The grounds of the temple were formerly a palace for the Emperor Hanazono. Hanazono abdicated in 1318 and took the tonsure (became a monk) in 1335, and in 1342 donated the palace to found the temple. The district and many places in the area are named "Hanazono" in his honor. The head temple was founded in 1342 by the Zen master Kanzan Egen (関山慧玄, 1277–1360), third patriarch in the influential Ōtōkan lineage.

As with most Zen temples in Japan, in addition to the name Myōshin-ji, the temple complex also has a "mountain name," harkening back to the period in China when most Chinese Zen temples were located in the mountains. Myōshin-ji's mountain name is Shōbōzan (正法山), or "Mountain of the True Dharma."

Nearly all of the buildings were destroyed in the Ōnin War in 1467. However, many of them have been rebuilt, initially under the leadership of Sekko-Soshin Zenji (1408–1486), the sixth patriarch. The present buildings were primarily built during the following 150 years (late 15th through early 17th century), and today the gardens of Myōshin-ji are a nationally designated Place of Scenic Beauty and Historic Site.

The temple's bell, known as Okikicho, is the oldest-known example of a Buddhist bonshō ("temple bell") in Japan, as well as being the oldest bell in the world still in use. It was cast in 698.

[Document structure recognition records]
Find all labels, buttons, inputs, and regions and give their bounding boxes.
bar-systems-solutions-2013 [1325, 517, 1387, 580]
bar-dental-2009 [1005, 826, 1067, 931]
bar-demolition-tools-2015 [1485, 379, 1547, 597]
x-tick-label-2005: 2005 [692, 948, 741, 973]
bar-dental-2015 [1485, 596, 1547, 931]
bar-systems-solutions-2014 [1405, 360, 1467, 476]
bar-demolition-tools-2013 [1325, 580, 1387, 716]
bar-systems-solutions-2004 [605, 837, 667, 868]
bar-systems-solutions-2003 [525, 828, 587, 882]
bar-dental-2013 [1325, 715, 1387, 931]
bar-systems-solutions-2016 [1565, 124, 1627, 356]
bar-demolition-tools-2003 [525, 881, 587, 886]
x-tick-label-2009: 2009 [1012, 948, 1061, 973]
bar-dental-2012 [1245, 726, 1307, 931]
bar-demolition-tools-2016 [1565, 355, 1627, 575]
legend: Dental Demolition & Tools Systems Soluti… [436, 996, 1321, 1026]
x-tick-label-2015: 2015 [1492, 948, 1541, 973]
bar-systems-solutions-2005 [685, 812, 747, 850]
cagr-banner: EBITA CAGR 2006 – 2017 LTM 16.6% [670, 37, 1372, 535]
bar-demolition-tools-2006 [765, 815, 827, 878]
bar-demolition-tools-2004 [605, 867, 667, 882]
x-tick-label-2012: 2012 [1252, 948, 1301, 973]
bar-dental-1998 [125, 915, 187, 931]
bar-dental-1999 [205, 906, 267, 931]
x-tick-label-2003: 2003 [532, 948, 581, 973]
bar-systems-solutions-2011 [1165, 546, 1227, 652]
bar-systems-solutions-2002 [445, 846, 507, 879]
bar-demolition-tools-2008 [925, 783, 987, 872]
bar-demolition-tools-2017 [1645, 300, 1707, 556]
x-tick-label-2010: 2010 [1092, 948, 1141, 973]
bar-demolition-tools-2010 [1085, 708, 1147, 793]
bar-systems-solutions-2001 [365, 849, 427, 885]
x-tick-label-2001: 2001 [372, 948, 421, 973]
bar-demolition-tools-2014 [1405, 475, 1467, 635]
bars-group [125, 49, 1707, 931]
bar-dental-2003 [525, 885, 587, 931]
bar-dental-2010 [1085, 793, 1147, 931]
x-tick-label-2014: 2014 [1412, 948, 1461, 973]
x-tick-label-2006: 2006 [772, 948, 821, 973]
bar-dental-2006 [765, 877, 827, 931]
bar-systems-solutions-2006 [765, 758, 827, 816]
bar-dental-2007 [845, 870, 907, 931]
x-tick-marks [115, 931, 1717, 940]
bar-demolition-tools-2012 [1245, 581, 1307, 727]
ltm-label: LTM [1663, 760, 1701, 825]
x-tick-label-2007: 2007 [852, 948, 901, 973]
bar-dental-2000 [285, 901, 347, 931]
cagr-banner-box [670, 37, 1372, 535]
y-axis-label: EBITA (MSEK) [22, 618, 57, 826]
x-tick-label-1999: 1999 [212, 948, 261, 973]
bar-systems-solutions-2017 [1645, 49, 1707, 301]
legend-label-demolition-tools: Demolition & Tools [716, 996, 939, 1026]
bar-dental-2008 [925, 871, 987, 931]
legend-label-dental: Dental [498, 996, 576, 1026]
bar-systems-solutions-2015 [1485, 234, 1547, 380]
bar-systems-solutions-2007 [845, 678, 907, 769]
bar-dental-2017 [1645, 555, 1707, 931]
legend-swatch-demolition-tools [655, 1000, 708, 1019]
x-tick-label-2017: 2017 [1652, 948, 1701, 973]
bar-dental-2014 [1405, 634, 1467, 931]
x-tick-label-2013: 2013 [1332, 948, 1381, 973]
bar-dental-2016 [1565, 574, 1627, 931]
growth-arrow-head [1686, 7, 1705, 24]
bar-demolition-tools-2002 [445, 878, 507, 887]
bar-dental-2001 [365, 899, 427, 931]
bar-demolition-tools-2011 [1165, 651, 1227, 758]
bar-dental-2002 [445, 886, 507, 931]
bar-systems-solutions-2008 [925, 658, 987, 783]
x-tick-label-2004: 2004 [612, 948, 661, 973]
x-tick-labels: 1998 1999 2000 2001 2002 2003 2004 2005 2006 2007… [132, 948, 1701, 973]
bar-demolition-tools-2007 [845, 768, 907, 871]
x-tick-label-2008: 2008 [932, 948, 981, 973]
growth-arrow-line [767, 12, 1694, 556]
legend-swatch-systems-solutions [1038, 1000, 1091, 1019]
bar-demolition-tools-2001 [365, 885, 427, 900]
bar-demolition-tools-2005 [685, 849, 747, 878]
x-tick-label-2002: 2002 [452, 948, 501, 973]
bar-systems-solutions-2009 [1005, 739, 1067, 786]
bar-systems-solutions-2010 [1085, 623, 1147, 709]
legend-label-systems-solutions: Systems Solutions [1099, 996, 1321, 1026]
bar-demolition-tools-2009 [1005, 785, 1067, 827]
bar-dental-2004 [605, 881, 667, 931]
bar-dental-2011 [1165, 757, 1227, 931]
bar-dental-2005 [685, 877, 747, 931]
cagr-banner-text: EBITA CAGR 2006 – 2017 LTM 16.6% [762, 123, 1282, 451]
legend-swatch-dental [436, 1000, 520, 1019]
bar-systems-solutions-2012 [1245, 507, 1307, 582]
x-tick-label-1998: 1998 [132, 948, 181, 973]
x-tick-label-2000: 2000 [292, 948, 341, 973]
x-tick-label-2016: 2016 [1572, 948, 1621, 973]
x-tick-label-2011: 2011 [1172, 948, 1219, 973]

_What is needed_
Replace "rebuilt" with "restored" in the part of the Myōshin-ji passage that opens with the words "Nearly all of" and closes with "and Historic Site.", then write out that part. Rely on the Myōshin-ji passage alone.

_Worked solution_
Nearly all of the buildings were destroyed in the Ōnin War in 1467. However, many of them have been restored, initially under the leadership of Sekko-Soshin Zenji (1408–1486), the sixth patriarch. The present buildings were primarily built during the following 150 years (late 15th through early 17th century), and today the gardens of Myōshin-ji are a nationally designated Place of Scenic Beauty and Historic Site.